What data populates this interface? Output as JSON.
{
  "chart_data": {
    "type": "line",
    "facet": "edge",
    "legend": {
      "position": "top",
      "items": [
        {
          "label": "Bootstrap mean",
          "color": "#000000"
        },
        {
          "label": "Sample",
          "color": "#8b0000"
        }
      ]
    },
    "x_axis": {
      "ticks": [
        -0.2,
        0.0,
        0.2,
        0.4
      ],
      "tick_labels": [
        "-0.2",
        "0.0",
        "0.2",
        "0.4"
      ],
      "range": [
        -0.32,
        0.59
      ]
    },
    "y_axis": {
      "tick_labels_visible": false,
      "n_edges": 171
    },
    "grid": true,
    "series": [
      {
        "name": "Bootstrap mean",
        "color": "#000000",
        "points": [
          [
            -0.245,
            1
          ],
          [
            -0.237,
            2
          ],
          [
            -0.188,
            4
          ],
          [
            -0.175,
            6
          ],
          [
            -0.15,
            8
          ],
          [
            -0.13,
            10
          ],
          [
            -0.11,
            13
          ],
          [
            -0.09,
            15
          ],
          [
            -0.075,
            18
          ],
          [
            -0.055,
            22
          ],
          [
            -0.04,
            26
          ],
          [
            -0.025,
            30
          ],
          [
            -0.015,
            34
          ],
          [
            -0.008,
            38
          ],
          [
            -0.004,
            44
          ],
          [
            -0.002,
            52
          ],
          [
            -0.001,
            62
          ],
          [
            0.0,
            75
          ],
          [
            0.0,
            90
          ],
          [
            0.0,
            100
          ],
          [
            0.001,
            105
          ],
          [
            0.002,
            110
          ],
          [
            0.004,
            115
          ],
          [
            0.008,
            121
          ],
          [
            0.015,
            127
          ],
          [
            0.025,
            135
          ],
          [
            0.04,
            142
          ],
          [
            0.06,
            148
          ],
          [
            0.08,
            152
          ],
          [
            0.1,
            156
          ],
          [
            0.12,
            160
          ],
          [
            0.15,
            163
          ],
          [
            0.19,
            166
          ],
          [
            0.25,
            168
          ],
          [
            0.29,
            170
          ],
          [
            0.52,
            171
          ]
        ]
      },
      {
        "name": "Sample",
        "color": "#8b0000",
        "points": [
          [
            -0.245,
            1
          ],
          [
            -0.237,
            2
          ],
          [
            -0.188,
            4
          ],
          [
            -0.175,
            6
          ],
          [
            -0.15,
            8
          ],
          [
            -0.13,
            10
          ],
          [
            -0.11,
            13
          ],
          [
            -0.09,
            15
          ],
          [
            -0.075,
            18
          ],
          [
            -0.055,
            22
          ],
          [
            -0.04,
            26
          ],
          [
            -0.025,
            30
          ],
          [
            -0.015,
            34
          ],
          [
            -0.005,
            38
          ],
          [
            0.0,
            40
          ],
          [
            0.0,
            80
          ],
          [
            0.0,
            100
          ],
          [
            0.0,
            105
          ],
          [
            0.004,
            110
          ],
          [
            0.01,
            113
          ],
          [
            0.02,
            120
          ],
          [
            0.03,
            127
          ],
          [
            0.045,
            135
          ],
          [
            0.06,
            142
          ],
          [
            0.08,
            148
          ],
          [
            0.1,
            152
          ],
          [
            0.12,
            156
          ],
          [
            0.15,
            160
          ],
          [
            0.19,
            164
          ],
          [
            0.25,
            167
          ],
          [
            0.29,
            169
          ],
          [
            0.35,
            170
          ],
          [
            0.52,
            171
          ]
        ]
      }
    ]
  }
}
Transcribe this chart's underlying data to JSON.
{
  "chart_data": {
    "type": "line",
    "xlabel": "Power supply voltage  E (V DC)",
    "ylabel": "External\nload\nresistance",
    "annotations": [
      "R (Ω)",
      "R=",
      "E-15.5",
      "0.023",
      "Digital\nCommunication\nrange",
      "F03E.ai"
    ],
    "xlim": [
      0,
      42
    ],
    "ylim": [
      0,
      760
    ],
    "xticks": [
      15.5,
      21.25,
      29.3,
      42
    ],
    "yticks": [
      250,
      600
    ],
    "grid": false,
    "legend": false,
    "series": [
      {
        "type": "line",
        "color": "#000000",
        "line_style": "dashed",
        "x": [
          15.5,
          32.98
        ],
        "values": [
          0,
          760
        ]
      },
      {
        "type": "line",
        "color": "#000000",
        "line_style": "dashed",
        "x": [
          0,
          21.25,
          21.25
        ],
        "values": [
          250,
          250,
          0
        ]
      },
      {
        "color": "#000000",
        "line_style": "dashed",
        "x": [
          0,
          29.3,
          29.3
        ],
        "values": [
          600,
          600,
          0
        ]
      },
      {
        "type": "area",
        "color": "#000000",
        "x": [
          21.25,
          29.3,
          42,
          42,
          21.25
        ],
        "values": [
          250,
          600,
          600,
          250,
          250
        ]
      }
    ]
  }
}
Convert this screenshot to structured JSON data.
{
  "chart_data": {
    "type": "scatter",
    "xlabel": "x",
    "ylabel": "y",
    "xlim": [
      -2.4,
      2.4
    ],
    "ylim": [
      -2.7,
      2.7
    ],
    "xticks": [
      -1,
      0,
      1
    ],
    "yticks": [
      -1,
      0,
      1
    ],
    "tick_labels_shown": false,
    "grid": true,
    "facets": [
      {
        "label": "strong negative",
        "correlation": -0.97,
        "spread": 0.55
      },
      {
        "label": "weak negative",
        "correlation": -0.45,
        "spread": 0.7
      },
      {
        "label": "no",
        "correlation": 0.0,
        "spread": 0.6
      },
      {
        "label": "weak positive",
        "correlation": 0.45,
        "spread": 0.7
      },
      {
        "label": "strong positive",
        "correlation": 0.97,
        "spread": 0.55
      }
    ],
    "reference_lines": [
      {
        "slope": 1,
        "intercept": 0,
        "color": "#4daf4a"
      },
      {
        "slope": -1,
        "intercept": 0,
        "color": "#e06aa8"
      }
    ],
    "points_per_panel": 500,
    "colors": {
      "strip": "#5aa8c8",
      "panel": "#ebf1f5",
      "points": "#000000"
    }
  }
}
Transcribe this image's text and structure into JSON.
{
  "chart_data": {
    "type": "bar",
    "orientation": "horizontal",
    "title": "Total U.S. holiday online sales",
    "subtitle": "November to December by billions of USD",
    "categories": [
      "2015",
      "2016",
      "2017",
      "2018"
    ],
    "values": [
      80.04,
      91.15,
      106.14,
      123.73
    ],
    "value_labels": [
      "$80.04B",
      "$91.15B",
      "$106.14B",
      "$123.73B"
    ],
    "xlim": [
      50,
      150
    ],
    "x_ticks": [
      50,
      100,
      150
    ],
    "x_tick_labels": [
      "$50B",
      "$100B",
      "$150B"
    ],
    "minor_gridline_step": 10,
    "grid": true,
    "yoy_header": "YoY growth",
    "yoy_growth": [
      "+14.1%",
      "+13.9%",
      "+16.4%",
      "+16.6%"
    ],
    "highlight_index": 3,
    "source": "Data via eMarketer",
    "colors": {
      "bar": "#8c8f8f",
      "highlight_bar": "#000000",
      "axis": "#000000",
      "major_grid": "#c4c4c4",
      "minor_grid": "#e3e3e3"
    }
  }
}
•••••
» **Description of the task**
Give all of the entries again, word for word.

» **Exercise answer**
What data populates this interface? Output as JSON.
{
  "chart_data": {
    "type": "line",
    "facet": "edge",
    "legend": {
      "position": "top",
      "items": [
        {
          "label": "Bootstrap mean",
          "color": "#000000"
        },
        {
          "label": "Sample",
          "color": "#8b0000"
        }
      ]
    },
    "x_axis": {
      "ticks": [
        -0.2,
        0.0,
        0.2,
        0.4
      ],
      "tick_labels": [
        "-0.2",
        "0.0",
        "0.2",
        "0.4"
      ],
      "range": [
        -0.32,
        0.59
      ]
    },
    "y_axis": {
      "tick_labels_visible": false,
      "n_edges": 171
    },
    "grid": true,
    "series": [
      {
        "name": "Bootstrap mean",
        "color": "#000000",
        "points": [
          [
            -0.245,
            1
          ],
          [
            -0.237,
            2
          ],
          [
            -0.188,
            4
          ],
          [
            -0.175,
            6
          ],
          [
            -0.15,
            8
          ],
          [
            -0.13,
            10
          ],
          [
            -0.11,
            13
          ],
          [
            -0.09,
            15
          ],
          [
            -0.075,
            18
          ],
          [
            -0.055,
            22
          ],
          [
            -0.04,
            26
          ],
          [
            -0.025,
            30
          ],
          [
            -0.015,
            34
          ],
          [
            -0.008,
            38
          ],
          [
            -0.004,
            44
          ],
          [
            -0.002,
            52
          ],
          [
            -0.001,
            62
          ],
          [
            0.0,
            75
          ],
          [
            0.0,
            90
          ],
          [
            0.0,
            100
          ],
          [
            0.001,
            105
          ],
          [
            0.002,
            110
          ],
          [
            0.004,
            115
          ],
          [
            0.008,
            121
          ],
          [
            0.015,
            127
          ],
          [
            0.025,
            135
          ],
          [
            0.04,
            142
          ],
          [
            0.06,
            148
          ],
          [
            0.08,
            152
          ],
          [
            0.1,
            156
          ],
          [
            0.12,
            160
          ],
          [
            0.15,
            163
          ],
          [
            0.19,
            166
          ],
          [
            0.25,
            168
          ],
          [
            0.29,
            170
          ],
          [
            0.52,
            171
          ]
        ]
      },
      {
        "name": "Sample",
        "color": "#8b0000",
        "points": [
          [
            -0.245,
            1
          ],
          [
            -0.237,
            2
          ],
          [
            -0.188,
            4
          ],
          [
            -0.175,
            6
          ],
          [
            -0.15,
            8
          ],
          [
            -0.13,
            10
          ],
          [
            -0.11,
            13
          ],
          [
            -0.09,
            15
          ],
          [
            -0.075,
            18
          ],
          [
            -0.055,
            22
          ],
          [
            -0.04,
            26
          ],
          [
            -0.025,
            30
          ],
          [
            -0.015,
            34
          ],
          [
            -0.005,
            38
          ],
          [
            0.0,
            40
          ],
          [
            0.0,
            80
          ],
          [
            0.0,
            100
          ],
          [
            0.0,
            105
          ],
          [
            0.004,
            110
          ],
          [
            0.01,
            113
          ],
          [
            0.02,
            120
          ],
          [
            0.03,
            127
          ],
          [
            0.045,
            135
          ],
          [
            0.06,
            142
          ],
          [
            0.08,
            148
          ],
          [
            0.1,
            152
          ],
          [
            0.12,
            156
          ],
          [
            0.15,
            160
          ],
          [
            0.19,
            164
          ],
          [
            0.25,
            167
          ],
          [
            0.29,
            169
          ],
          [
            0.35,
            170
          ],
          [
            0.52,
            171
          ]
        ]
      }
    ]
  }
}
Transcribe this chart's underlying data to JSON.
{
  "chart_data": {
    "type": "line",
    "xlabel": "Power supply voltage  E (V DC)",
    "ylabel": "External\nload\nresistance",
    "annotations": [
      "R (Ω)",
      "R=",
      "E-15.5",
      "0.023",
      "Digital\nCommunication\nrange",
      "F03E.ai"
    ],
    "xlim": [
      0,
      42
    ],
    "ylim": [
      0,
      760
    ],
    "xticks": [
      15.5,
      21.25,
      29.3,
      42
    ],
    "yticks": [
      250,
      600
    ],
    "grid": false,
    "legend": false,
    "series": [
      {
        "type": "line",
        "color": "#000000",
        "line_style": "dashed",
        "x": [
          15.5,
          32.98
        ],
        "values": [
          0,
          760
        ]
      },
      {
        "type": "line",
        "color": "#000000",
        "line_style": "dashed",
        "x": [
          0,
          21.25,
          21.25
        ],
        "values": [
          250,
          250,
          0
        ]
      },
      {
        "color": "#000000",
        "line_style": "dashed",
        "x": [
          0,
          29.3,
          29.3
        ],
        "values": [
          600,
          600,
          0
        ]
      },
      {
        "type": "area",
        "color": "#000000",
        "x": [
          21.25,
          29.3,
          42,
          42,
          21.25
        ],
        "values": [
          250,
          600,
          600,
          250,
          250
        ]
      }
    ]
  }
}
Convert this screenshot to structured JSON data.
{
  "chart_data": {
    "type": "scatter",
    "xlabel": "x",
    "ylabel": "y",
    "xlim": [
      -2.4,
      2.4
    ],
    "ylim": [
      -2.7,
      2.7
    ],
    "xticks": [
      -1,
      0,
      1
    ],
    "yticks": [
      -1,
      0,
      1
    ],
    "tick_labels_shown": false,
    "grid": true,
    "facets": [
      {
        "label": "strong negative",
        "correlation": -0.97,
        "spread": 0.55
      },
      {
        "label": "weak negative",
        "correlation": -0.45,
        "spread": 0.7
      },
      {
        "label": "no",
        "correlation": 0.0,
        "spread": 0.6
      },
      {
        "label": "weak positive",
        "correlation": 0.45,
        "spread": 0.7
      },
      {
        "label": "strong positive",
        "correlation": 0.97,
        "spread": 0.55
      }
    ],
    "reference_lines": [
      {
        "slope": 1,
        "intercept": 0,
        "color": "#4daf4a"
      },
      {
        "slope": -1,
        "intercept": 0,
        "color": "#e06aa8"
      }
    ],
    "points_per_panel": 500,
    "colors": {
      "strip": "#5aa8c8",
      "panel": "#ebf1f5",
      "points": "#000000"
    }
  }
}
Transcribe this image's text and structure into JSON.
{
  "chart_data": {
    "type": "bar",
    "orientation": "horizontal",
    "title": "Total U.S. holiday online sales",
    "subtitle": "November to December by billions of USD",
    "categories": [
      "2015",
      "2016",
      "2017",
      "2018"
    ],
    "values": [
      80.04,
      91.15,
      106.14,
      123.73
    ],
    "value_labels": [
      "$80.04B",
      "$91.15B",
      "$106.14B",
      "$123.73B"
    ],
    "xlim": [
      50,
      150
    ],
    "x_ticks": [
      50,
      100,
      150
    ],
    "x_tick_labels": [
      "$50B",
      "$100B",
      "$150B"
    ],
    "minor_gridline_step": 10,
    "grid": true,
    "yoy_header": "YoY growth",
    "yoy_growth": [
      "+14.1%",
      "+13.9%",
      "+16.4%",
      "+16.6%"
    ],
    "highlight_index": 3,
    "source": "Data via eMarketer",
    "colors": {
      "bar": "#8c8f8f",
      "highlight_bar": "#000000",
      "axis": "#000000",
      "major_grid": "#c4c4c4",
      "minor_grid": "#e3e3e3"
    }
  }
}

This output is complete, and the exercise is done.